Exercise instructions:
Go through the entries below and count the lines holding the word "name". Reply with only the number, please.

Records to use:
---

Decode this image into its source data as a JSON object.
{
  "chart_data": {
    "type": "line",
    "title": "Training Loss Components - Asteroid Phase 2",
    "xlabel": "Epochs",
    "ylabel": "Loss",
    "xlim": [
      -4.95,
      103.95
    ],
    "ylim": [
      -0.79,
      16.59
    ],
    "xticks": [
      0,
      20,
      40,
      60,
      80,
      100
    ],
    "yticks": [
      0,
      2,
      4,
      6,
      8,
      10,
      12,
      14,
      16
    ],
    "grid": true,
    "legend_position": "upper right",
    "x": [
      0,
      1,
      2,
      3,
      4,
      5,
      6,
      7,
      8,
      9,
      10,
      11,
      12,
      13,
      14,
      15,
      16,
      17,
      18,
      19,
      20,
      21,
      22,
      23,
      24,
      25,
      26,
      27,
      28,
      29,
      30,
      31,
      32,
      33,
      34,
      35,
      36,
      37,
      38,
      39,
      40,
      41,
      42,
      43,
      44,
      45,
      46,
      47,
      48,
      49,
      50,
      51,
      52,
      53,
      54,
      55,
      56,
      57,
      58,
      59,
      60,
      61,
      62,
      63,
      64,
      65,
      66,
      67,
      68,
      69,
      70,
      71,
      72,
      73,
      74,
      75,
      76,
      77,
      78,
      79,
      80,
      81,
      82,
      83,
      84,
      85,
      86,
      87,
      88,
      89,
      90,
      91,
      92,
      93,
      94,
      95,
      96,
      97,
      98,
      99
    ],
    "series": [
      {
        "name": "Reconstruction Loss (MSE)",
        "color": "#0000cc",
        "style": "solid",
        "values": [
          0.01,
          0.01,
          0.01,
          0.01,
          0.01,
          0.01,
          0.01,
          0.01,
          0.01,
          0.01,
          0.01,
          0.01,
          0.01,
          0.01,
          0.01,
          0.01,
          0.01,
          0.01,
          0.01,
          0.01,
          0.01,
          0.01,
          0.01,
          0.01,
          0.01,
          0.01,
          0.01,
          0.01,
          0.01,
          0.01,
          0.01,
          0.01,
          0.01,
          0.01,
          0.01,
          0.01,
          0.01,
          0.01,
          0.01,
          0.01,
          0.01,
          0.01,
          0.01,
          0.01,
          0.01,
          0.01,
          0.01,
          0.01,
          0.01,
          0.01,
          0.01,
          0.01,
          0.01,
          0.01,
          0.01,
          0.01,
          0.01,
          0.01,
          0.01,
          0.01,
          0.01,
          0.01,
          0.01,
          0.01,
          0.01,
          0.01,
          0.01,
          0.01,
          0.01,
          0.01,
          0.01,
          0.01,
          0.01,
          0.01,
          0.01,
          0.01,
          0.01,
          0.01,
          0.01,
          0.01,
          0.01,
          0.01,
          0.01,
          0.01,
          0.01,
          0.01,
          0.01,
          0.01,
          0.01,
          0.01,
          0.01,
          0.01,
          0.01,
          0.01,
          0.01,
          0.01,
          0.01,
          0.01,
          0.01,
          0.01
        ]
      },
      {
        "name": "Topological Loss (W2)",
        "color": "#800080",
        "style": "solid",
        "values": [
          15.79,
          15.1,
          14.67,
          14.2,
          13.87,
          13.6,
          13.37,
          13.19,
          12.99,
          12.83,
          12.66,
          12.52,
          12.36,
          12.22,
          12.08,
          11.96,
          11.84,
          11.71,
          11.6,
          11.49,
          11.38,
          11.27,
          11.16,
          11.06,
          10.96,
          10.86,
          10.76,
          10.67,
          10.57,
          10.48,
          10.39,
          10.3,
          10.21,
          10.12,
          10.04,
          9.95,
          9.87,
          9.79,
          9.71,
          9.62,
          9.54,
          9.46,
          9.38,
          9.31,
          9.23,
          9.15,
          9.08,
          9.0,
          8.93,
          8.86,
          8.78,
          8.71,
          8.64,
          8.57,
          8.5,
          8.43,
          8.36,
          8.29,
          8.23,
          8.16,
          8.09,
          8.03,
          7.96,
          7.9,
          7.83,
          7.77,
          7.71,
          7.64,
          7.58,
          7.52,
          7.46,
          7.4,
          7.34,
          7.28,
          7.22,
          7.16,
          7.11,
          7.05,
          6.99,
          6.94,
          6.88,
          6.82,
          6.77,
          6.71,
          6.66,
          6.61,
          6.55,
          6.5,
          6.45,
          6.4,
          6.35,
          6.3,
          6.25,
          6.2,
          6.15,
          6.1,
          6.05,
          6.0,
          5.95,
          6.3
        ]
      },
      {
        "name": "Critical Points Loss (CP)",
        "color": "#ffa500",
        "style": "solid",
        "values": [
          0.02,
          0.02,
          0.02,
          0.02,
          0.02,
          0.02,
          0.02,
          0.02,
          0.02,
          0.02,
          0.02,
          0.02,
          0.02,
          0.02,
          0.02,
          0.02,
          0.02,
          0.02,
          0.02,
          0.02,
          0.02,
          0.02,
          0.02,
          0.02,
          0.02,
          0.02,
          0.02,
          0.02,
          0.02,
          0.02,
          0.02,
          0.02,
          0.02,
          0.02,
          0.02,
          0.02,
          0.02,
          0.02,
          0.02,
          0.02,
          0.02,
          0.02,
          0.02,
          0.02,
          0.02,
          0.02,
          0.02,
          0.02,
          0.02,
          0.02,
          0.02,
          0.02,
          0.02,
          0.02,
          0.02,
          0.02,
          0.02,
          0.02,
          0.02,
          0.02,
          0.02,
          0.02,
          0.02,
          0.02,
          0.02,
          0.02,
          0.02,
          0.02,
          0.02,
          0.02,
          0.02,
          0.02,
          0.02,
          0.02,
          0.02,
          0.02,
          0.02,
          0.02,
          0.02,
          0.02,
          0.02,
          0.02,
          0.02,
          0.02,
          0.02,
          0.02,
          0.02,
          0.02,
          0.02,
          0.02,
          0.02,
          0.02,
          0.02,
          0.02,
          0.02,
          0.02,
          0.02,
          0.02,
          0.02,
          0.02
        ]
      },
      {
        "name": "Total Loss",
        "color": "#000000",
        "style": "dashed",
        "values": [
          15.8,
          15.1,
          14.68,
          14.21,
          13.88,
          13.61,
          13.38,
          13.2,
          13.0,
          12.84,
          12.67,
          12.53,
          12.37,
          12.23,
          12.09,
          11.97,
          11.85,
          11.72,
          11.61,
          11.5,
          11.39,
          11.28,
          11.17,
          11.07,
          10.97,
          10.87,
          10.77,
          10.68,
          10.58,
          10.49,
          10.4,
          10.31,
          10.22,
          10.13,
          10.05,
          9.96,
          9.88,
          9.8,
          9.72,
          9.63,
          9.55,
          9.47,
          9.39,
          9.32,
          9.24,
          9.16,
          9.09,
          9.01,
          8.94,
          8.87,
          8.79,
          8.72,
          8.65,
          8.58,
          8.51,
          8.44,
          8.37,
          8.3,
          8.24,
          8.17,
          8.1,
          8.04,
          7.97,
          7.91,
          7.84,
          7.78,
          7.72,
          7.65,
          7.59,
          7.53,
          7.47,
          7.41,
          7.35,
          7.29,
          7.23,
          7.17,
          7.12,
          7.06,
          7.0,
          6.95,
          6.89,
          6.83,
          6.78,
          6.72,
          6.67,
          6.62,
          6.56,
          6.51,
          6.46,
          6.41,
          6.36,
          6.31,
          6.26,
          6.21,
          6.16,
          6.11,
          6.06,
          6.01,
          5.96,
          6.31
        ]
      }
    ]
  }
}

---

Response:
4